Stored entries:
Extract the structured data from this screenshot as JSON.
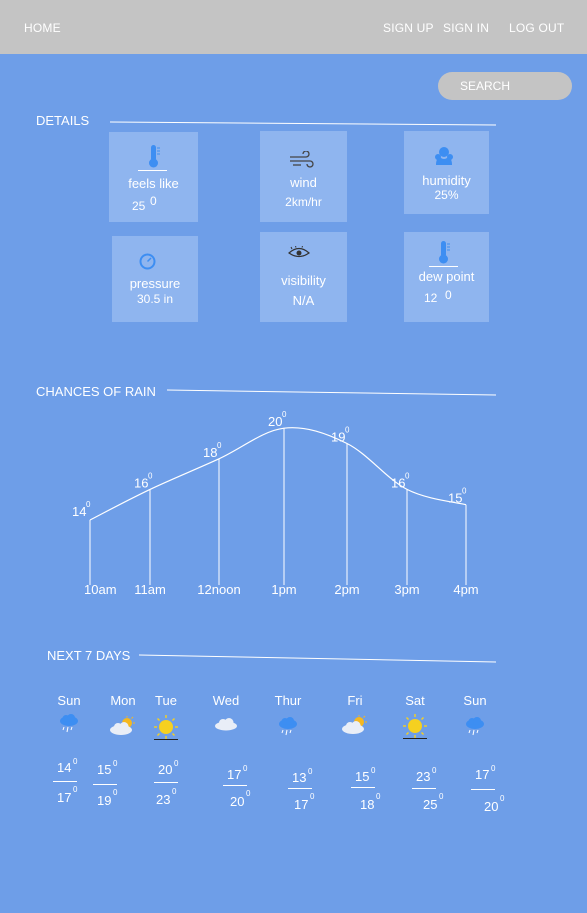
{
  "nav": {
    "home": "HOME",
    "signup": "SIGN UP",
    "signin": "SIGN IN",
    "logout": "LOG OUT"
  },
  "search": {
    "placeholder": "SEARCH"
  },
  "details": {
    "title": "DETAILS",
    "feels_like": {
      "label": "feels like",
      "value": "25",
      "unit": "0",
      "icon": "thermometer-icon"
    },
    "wind": {
      "label": "wind",
      "value": "2km/hr",
      "icon": "wind-icon"
    },
    "humidity": {
      "label": "humidity",
      "value": "25%",
      "icon": "humidity-icon"
    },
    "pressure": {
      "label": "pressure",
      "value": "30.5 in",
      "icon": "pressure-gauge-icon"
    },
    "visibility": {
      "label": "visibility",
      "value": "N/A",
      "icon": "eye-icon"
    },
    "dew_point": {
      "label": "dew point",
      "value": "12",
      "unit": "0",
      "icon": "thermometer-icon"
    }
  },
  "rain": {
    "title": "CHANCES OF RAIN"
  },
  "chart_data": {
    "type": "line",
    "x": [
      "10am",
      "11am",
      "12noon",
      "1pm",
      "2pm",
      "3pm",
      "4pm"
    ],
    "values": [
      14,
      16,
      18,
      20,
      19,
      16,
      15
    ],
    "value_labels": [
      "14",
      "16",
      "18",
      "20",
      "19",
      "16",
      "15"
    ],
    "unit_sup": "0",
    "grid": false
  },
  "week": {
    "title": "NEXT 7 DAYS",
    "days": [
      {
        "name": "Sun",
        "icon": "rain-cloud-icon",
        "top": "14",
        "bottom": "17"
      },
      {
        "name": "Mon",
        "icon": "partly-cloudy-icon",
        "top": "15",
        "bottom": "19"
      },
      {
        "name": "Tue",
        "icon": "sun-icon",
        "top": "20",
        "bottom": "23"
      },
      {
        "name": "Wed",
        "icon": "cloud-icon",
        "top": "17",
        "bottom": "20"
      },
      {
        "name": "Thur",
        "icon": "rain-cloud-icon",
        "top": "13",
        "bottom": "17"
      },
      {
        "name": "Fri",
        "icon": "partly-cloudy-icon",
        "top": "15",
        "bottom": "18"
      },
      {
        "name": "Sat",
        "icon": "sun-icon",
        "top": "23",
        "bottom": "25"
      },
      {
        "name": "Sun",
        "icon": "rain-cloud-icon",
        "top": "17",
        "bottom": "20"
      }
    ],
    "sup": "0"
  },
  "colors": {
    "background": "#6e9ee8",
    "card": "#8fb5ef",
    "topbar": "#c4c4c4",
    "icon_blue": "#3d8ef2"
  }
}
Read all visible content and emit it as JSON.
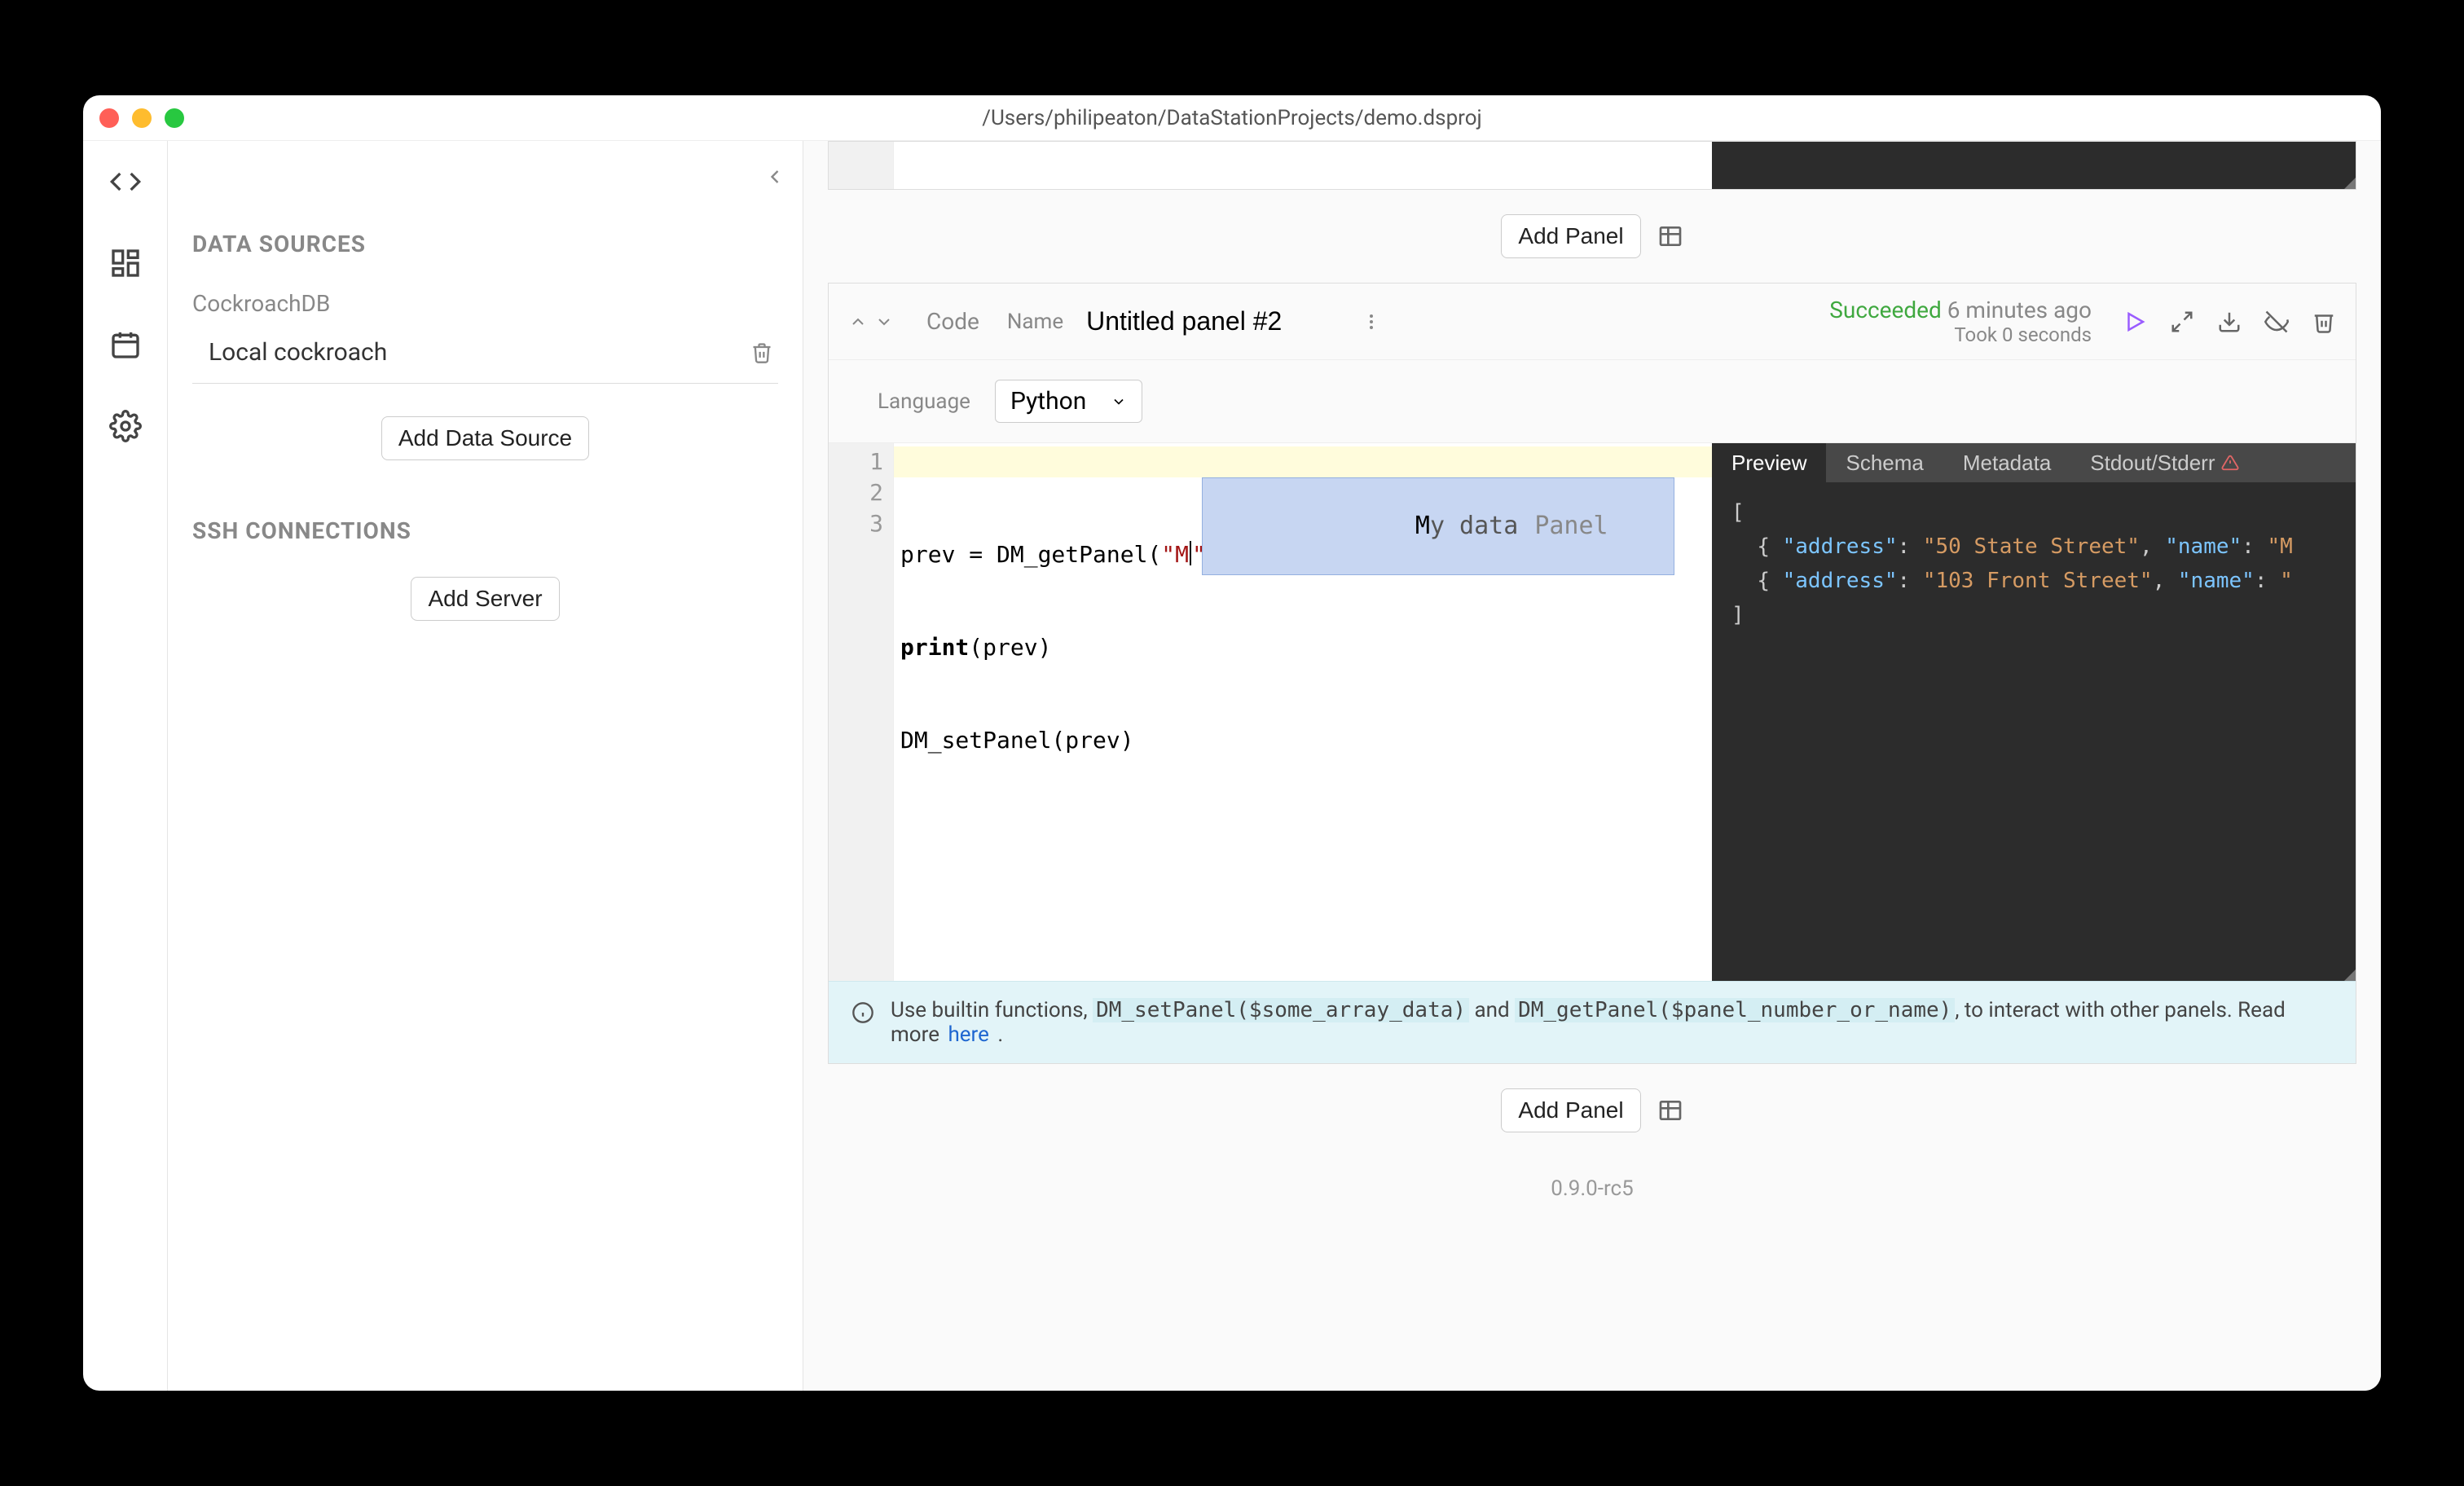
{
  "window": {
    "title": "/Users/philipeaton/DataStationProjects/demo.dsproj"
  },
  "sidebar": {
    "data_sources_header": "DATA SOURCES",
    "ds_type_label": "CockroachDB",
    "ds_item_name": "Local cockroach",
    "add_ds_label": "Add Data Source",
    "ssh_header": "SSH CONNECTIONS",
    "add_server_label": "Add Server"
  },
  "add_panel_label": "Add Panel",
  "panel": {
    "type_label": "Code",
    "name_label": "Name",
    "name_value": "Untitled panel #2",
    "status_ok": "Succeeded",
    "status_ago": "6 minutes ago",
    "status_took": "Took 0 seconds",
    "language_label": "Language",
    "language_value": "Python",
    "code": {
      "line1_a": "prev = DM_getPanel(",
      "line1_str_open": "\"",
      "line1_str_content": "M",
      "line1_str_close": "\"",
      "line1_b": ")",
      "line2": "print(prev)",
      "line3": "DM_setPanel(prev)"
    },
    "autocomplete": {
      "match_prefix": "M",
      "match_rest": "y data",
      "hint": "Panel"
    },
    "tabs": {
      "preview": "Preview",
      "schema": "Schema",
      "metadata": "Metadata",
      "stdout": "Stdout/Stderr"
    },
    "preview_json": {
      "rows": [
        {
          "address": "50 State Street",
          "name_cut": "\"M"
        },
        {
          "address": "103 Front Street",
          "name_cut": "\""
        }
      ]
    },
    "info": {
      "t1": "Use builtin functions, ",
      "c1": "DM_setPanel($some_array_data)",
      "t2": " and ",
      "c2": "DM_getPanel($panel_number_or_name)",
      "t3": ", to interact with other panels. Read more ",
      "link": "here",
      "t4": " ."
    }
  },
  "version": "0.9.0-rc5"
}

## Problem to solve
Find the word "Read" in the material, then list each line that holds it.

## Output below
Read all visible content and emit it as JSON.
      "t3": ", to interact with other panels. Read more ",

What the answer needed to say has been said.